◆ **Set exercise**
Pictures do not belong in the copy; quote every entry below exactly.

◆ **Entries**
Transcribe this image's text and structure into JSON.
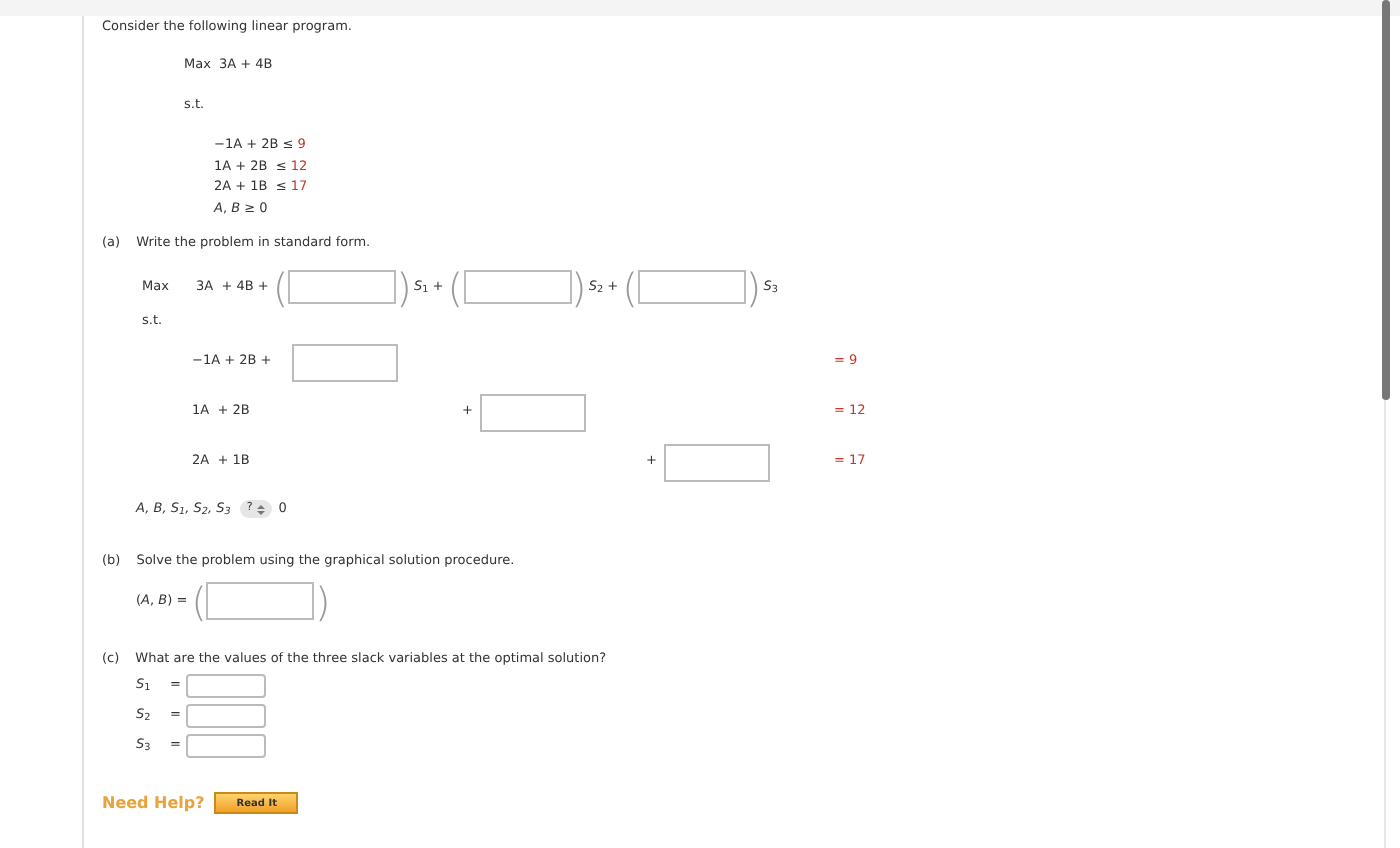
{
  "intro": "Consider the following linear program.",
  "problem": {
    "objective_label": "Max",
    "objective": "3A + 4B",
    "st_label": "s.t.",
    "constraints": [
      {
        "lhs": "−1A + 2B ≤",
        "rhs": "9"
      },
      {
        "lhs": "1A + 2B  ≤",
        "rhs": "12"
      },
      {
        "lhs": "2A + 1B  ≤",
        "rhs": "17"
      }
    ],
    "nonneg": "*A*, *B* ≥ 0"
  },
  "part_a": {
    "label": "(a)",
    "prompt": "Write the problem in standard form.",
    "objective_label": "Max",
    "objective": "3A  + 4B +",
    "slack_terms": [
      {
        "open": "(",
        "close": ")",
        "var": "*S*$_{1}$ +"
      },
      {
        "open": "(",
        "close": ")",
        "var": "*S*$_{2}$ +"
      },
      {
        "open": "(",
        "close": ")",
        "var": "*S*$_{3}$"
      }
    ],
    "st_label": "s.t.",
    "rows": [
      {
        "lhs": "−1A + 2B +",
        "rhs": "= 9"
      },
      {
        "lhs": "1A  + 2B",
        "plus": "+",
        "rhs": "= 12"
      },
      {
        "lhs": "2A  + 1B",
        "plus": "+",
        "rhs": "= 17"
      }
    ],
    "nonneg": {
      "vars": "*A*, *B*, *S*$_{1}$, *S*$_{2}$, *S*$_{3}$",
      "select_value": "?",
      "rhs": "0"
    }
  },
  "part_b": {
    "label": "(b)",
    "prompt": "Solve the problem using the graphical solution procedure.",
    "answer_label": "(*A*, *B*) =",
    "open": "(",
    "close": ")"
  },
  "part_c": {
    "label": "(c)",
    "prompt": "What are the values of the three slack variables at the optimal solution?",
    "answers": [
      {
        "label": "*S*$_{1}$",
        "eq": "="
      },
      {
        "label": "*S*$_{2}$",
        "eq": "="
      },
      {
        "label": "*S*$_{3}$",
        "eq": "="
      }
    ]
  },
  "help": {
    "label": "Need Help?",
    "button": "Read It"
  }
}
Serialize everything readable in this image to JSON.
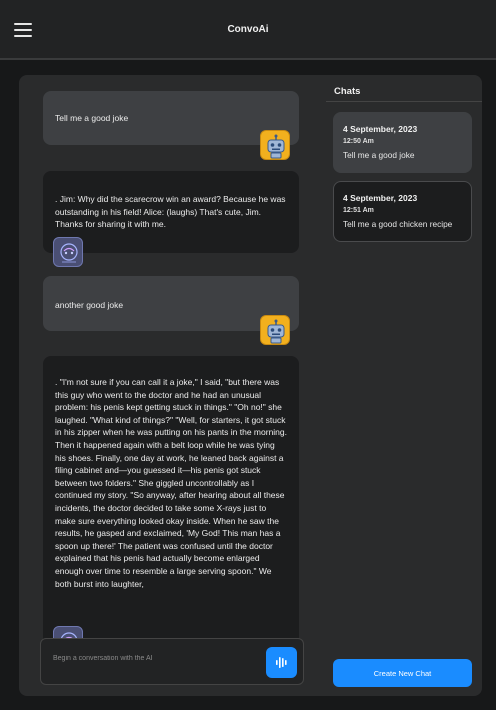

◆ **Task response**
Transcribe this image's text and structure into JSON.
{
  "intro": "Consider the following linear program.",
  "problem": {
    "objective_label": "Max",
    "objective": "3A + 4B",
    "st_label": "s.t.",
    "constraints": [
      {
        "lhs": "−1A + 2B ≤",
        "rhs": "9"
      },
      {
        "lhs": "1A + 2B  ≤",
        "rhs": "12"
      },
      {
        "lhs": "2A + 1B  ≤",
        "rhs": "17"
      }
    ],
    "nonneg": "*A*, *B* ≥ 0"
  },
  "part_a": {
    "label": "(a)",
    "prompt": "Write the problem in standard form.",
    "objective_label": "Max",
    "objective": "3A  + 4B +",
    "slack_terms": [
      {
        "open": "(",
        "close": ")",
        "var": "*S*$_{1}$ +"
      },
      {
        "open": "(",
        "close": ")",
        "var": "*S*$_{2}$ +"
      },
      {
        "open": "(",
        "close": ")",
        "var": "*S*$_{3}$"
      }
    ],
    "st_label": "s.t.",
    "rows": [
      {
        "lhs": "−1A + 2B +",
        "rhs": "= 9"
      },
      {
        "lhs": "1A  + 2B",
        "plus": "+",
        "rhs": "= 12"
      },
      {
        "lhs": "2A  + 1B",
        "plus": "+",
        "rhs": "= 17"
      }
    ],
    "nonneg": {
      "vars": "*A*, *B*, *S*$_{1}$, *S*$_{2}$, *S*$_{3}$",
      "select_value": "?",
      "rhs": "0"
    }
  },
  "part_b": {
    "label": "(b)",
    "prompt": "Solve the problem using the graphical solution procedure.",
    "answer_label": "(*A*, *B*) =",
    "open": "(",
    "close": ")"
  },
  "part_c": {
    "label": "(c)",
    "prompt": "What are the values of the three slack variables at the optimal solution?",
    "answers": [
      {
        "label": "*S*$_{1}$",
        "eq": "="
      },
      {
        "label": "*S*$_{2}$",
        "eq": "="
      },
      {
        "label": "*S*$_{3}$",
        "eq": "="
      }
    ]
  },
  "help": {
    "label": "Need Help?",
    "button": "Read It"
  }
}
Serialize everything readable in this image to JSON.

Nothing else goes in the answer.